— START OF Available data —
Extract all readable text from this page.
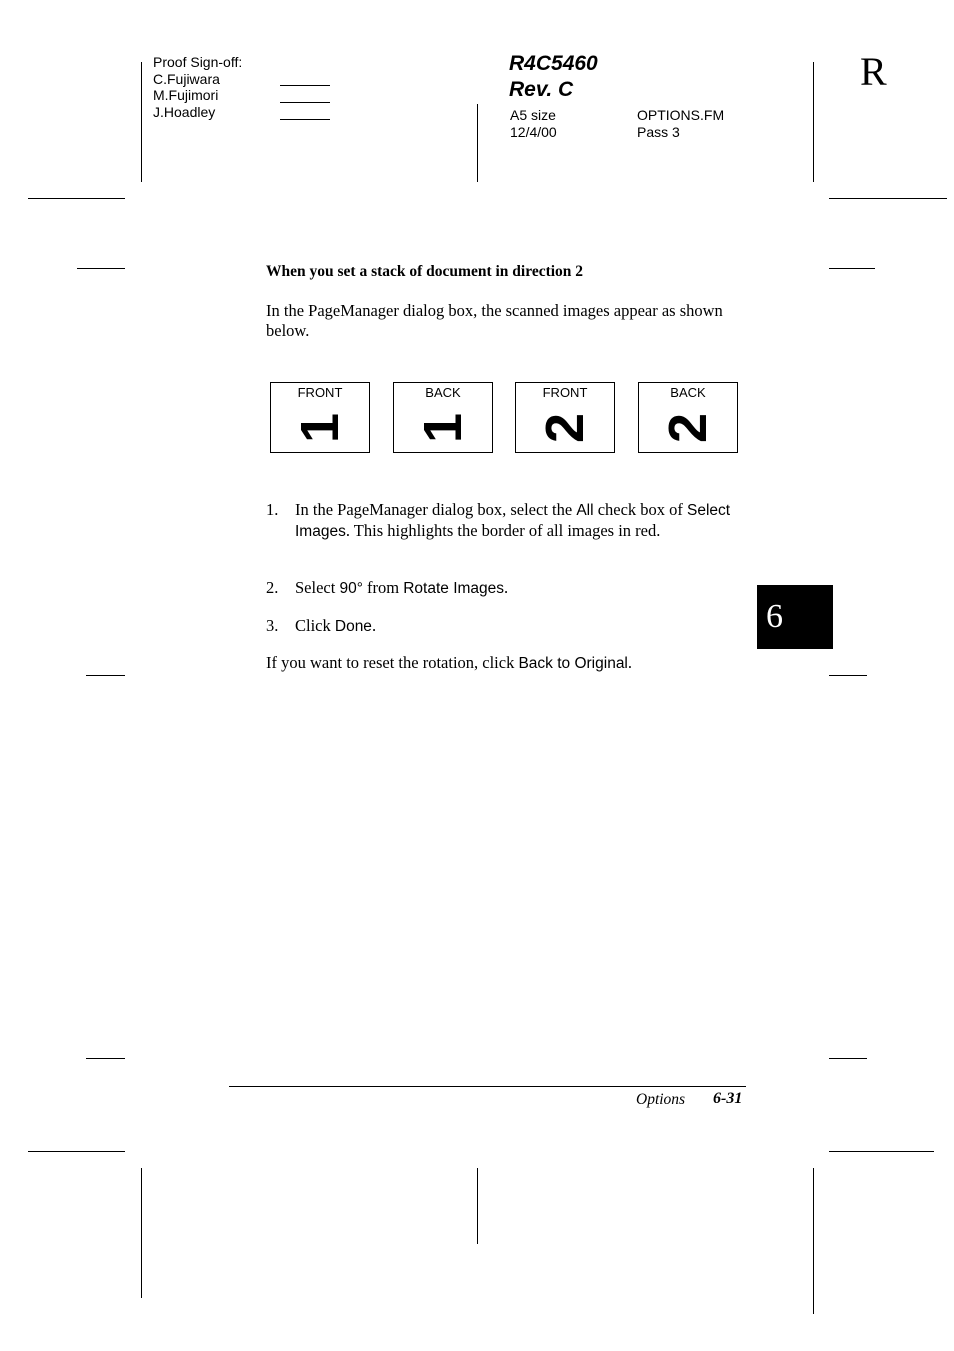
Proof Sign-off:
C.Fujiwara
M.Fujimori
J.Hoadley
R4C5460
Rev. C
A5 size
12/4/00
OPTIONS.FM
Pass 3
R
When you set a stack of document in direction 2
In the PageManager dialog box, the scanned images appear as shown below.
FRONT
1
BACK
1
FRONT
2
BACK
2
1. In the PageManager dialog box, select the All check box of Select Images. This highlights the border of all images in red.
2. Select 90° from Rotate Images.
3. Click Done.
If you want to reset the rotation, click Back to Original.
6
Options 6-31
— END OF Available data —
» **Goal of the exercise**: Scan the records above for the string "from", then report every line that contains it.

» **Response to the task**:
Extract all readable text from this page.
2. Select 90° from Rotate Images.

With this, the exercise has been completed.